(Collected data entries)
★ ★ ★
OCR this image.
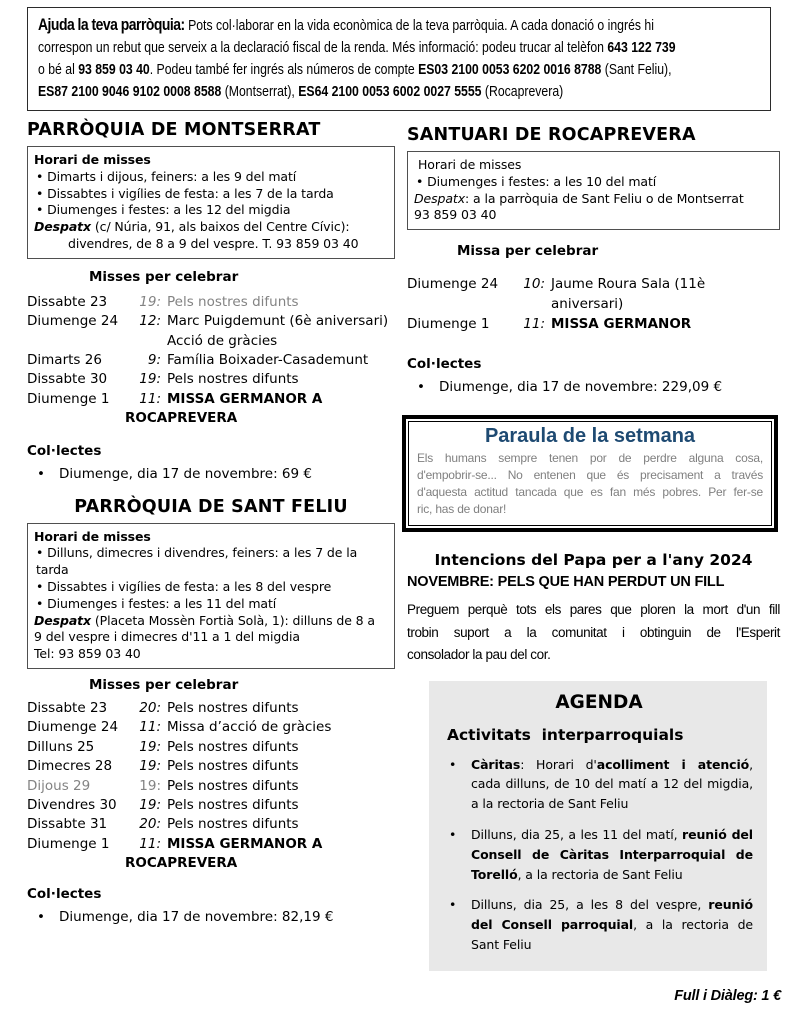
Ajuda la teva parròquia: Pots col·laborar en la vida econòmica de la teva parròquia. A cada donació o ingrés hi
correspon un rebut que serveix a la declaració fiscal de la renda. Més informació: podeu trucar al telèfon 643 122 739
o bé al 93 859 03 40. Podeu també fer ingrés als números de compte ES03 2100 0053 6202 0016 8788 (Sant Feliu),
ES87 2100 9046 9102 0008 8588 (Montserrat), ES64 2100 0053 6002 0027 5555 (Rocaprevera)
PARRÒQUIA DE MONTSERRAT
Horari de misses
• Dimarts i dijous, feiners: a les 9 del matí
• Dissabtes i vigílies de festa: a les 7 de la tarda
• Diumenges i festes: a les 12 del migdia
Despatx (c/ Núria, 91, als baixos del Centre Cívic):
divendres, de 8 a 9 del vespre. T. 93 859 03 40
Misses per celebrar
Dissabte 23	19: Pels nostres difunts
Diumenge 24	12: Marc Puigdemunt (6è aniversari)
Acció de gràcies
Dimarts 26	9: Família Boixader-Casademunt
Dissabte 30	19: Pels nostres difunts
Diumenge 1	11: MISSA GERMANOR A
ROCAPREVERA
Col·lectes
•	Diumenge, dia 17 de novembre: 69 €
PARRÒQUIA DE SANT FELIU
Horari de misses
• Dilluns, dimecres i divendres, feiners: a les 7 de la tarda
• Dissabtes i vigílies de festa: a les 8 del vespre
• Diumenges i festes: a les 11 del matí
Despatx (Placeta Mossèn Fortià Solà, 1): dilluns de 8 a
9 del vespre i dimecres d'11 a 1 del migdia
Tel: 93 859 03 40
Misses per celebrar
Dissabte 23	20: Pels nostres difunts
Diumenge 24	11: Missa d’acció de gràcies
Dilluns 25	19: Pels nostres difunts
Dimecres 28	19: Pels nostres difunts
Dijous 29	19: Pels nostres difunts
Divendres 30	19: Pels nostres difunts
Dissabte 31	20: Pels nostres difunts
Diumenge 1	11: MISSA GERMANOR A
ROCAPREVERA
Col·lectes
•	Diumenge, dia 17 de novembre: 82,19 €
SANTUARI DE ROCAPREVERA
Horari de misses
• Diumenges i festes: a les 10 del matí
Despatx: a la parròquia de Sant Feliu o de Montserrat
93 859 03 40
Missa per celebrar
Diumenge 24	10: Jaume Roura Sala (11è aniversari)
Diumenge 1	11: MISSA GERMANOR
Col·lectes
•	Diumenge, dia 17 de novembre: 229,09 €
Paraula de la setmana
Els humans sempre tenen por de perdre alguna cosa,
d'empobrir-se... No entenen que és precisament a través
d'aquesta actitud tancada que es fan més pobres. Per fer-se
ric, has de donar!
Intencions del Papa per a l'any 2024
NOVEMBRE: PELS QUE HAN PERDUT UN FILL
Preguem perquè tots els pares que ploren la mort d'un fill
trobin suport a la comunitat i obtinguin de l'Esperit
consolador la pau del cor.
AGENDA
Activitats  interparroquials
•	Càritas: Horari d'acolliment i atenció,
cada dilluns, de 10 del matí a 12 del migdia,
a la rectoria de Sant Feliu
•	Dilluns, dia 25, a les 11 del matí, reunió del
Consell de Càritas Interparroquial de
Torelló, a la rectoria de Sant Feliu
•	Dilluns, dia 25, a les 8 del vespre, reunió
del Consell parroquial, a la rectoria de
Sant Feliu
Full i Diàleg: 1 €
★ ★ ★
What is being asked:
Only a number is wanted: how many lines contain the word "festa"?

Output of the exercise:
2